§ AIM OF THE TASK
Lines containing the word "Best" are to be counted; state their number and nothing further.

====================

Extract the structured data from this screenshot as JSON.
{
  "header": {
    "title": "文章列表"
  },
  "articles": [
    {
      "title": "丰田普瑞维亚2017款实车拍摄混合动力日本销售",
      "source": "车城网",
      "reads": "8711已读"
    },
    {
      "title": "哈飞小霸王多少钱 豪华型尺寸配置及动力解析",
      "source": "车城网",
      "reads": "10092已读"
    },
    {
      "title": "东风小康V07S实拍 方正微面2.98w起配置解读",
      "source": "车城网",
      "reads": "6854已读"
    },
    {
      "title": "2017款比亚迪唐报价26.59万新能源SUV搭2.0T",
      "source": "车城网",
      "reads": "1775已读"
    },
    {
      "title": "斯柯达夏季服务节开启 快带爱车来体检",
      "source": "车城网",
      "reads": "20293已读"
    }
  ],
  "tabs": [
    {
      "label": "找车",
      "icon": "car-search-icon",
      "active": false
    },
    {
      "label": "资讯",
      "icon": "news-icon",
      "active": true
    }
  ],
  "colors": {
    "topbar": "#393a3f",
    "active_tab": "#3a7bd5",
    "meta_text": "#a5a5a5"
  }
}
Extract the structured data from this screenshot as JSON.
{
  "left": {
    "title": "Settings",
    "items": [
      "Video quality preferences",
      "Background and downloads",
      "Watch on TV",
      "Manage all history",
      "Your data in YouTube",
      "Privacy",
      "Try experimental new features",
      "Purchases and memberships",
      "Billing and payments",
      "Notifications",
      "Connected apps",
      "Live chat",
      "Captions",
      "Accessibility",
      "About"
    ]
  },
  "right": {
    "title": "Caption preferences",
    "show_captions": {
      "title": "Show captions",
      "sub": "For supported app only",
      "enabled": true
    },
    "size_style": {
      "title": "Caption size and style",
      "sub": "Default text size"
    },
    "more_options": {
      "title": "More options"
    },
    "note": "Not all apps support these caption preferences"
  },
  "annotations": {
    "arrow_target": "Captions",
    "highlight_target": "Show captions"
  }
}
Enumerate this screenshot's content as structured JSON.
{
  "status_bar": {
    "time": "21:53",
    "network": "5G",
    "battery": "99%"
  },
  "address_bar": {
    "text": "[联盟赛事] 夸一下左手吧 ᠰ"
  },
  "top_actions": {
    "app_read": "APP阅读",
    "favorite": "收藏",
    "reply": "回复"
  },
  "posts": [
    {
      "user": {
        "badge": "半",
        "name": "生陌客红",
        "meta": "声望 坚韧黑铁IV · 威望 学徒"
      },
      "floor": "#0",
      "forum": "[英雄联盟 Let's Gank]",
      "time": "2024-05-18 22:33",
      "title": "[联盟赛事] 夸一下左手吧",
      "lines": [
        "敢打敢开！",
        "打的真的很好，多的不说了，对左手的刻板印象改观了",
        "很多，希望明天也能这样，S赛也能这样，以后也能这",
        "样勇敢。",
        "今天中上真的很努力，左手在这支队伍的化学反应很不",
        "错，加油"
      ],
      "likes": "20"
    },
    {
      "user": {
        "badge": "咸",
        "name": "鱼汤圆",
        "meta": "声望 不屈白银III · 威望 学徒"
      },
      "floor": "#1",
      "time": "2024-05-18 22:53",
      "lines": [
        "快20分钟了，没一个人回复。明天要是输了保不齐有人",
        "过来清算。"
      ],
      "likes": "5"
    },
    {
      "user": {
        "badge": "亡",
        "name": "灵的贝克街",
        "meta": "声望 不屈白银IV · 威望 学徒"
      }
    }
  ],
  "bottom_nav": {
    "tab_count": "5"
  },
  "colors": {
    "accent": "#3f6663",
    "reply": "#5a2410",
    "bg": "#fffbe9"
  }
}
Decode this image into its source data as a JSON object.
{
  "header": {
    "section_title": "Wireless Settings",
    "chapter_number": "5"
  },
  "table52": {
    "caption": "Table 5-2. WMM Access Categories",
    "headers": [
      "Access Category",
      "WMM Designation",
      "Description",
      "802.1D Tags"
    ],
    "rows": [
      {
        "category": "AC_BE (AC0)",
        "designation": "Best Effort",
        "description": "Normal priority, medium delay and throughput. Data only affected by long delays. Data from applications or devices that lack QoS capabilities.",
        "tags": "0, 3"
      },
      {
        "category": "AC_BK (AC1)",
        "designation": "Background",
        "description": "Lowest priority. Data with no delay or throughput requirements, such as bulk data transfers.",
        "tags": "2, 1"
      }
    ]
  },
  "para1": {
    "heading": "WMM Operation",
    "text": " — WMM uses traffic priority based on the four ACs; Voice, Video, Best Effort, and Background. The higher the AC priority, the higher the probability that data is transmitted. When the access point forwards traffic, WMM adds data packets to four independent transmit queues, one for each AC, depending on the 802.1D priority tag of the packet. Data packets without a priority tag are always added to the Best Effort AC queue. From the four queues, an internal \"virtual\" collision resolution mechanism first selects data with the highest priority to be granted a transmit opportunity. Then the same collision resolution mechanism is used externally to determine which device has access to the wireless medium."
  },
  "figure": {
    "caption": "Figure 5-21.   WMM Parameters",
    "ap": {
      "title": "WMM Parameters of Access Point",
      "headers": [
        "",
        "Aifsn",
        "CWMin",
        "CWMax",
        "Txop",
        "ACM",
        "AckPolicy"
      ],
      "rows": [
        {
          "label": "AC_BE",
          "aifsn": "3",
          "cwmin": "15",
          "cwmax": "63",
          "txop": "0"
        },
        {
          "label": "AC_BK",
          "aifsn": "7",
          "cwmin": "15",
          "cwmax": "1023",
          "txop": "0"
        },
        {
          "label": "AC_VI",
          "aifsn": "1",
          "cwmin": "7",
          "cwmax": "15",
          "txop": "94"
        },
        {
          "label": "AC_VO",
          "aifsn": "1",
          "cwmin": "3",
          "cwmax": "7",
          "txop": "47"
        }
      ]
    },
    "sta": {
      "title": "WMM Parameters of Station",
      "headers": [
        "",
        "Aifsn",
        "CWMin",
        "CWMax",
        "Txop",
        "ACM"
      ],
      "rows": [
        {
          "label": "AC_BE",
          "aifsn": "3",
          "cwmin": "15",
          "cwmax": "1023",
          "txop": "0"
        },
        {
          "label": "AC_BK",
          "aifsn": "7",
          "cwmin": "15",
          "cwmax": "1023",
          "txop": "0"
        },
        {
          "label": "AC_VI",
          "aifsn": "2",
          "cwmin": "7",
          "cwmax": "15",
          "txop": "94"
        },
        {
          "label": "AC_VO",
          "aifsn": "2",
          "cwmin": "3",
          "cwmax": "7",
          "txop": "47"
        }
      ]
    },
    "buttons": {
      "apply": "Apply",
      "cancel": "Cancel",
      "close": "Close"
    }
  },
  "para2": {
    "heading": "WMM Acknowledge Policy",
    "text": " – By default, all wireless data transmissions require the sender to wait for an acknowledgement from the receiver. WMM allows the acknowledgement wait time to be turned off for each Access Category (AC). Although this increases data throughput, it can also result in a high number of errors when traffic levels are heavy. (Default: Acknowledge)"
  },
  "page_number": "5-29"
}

====================

§ EXPECTED ANSWER
2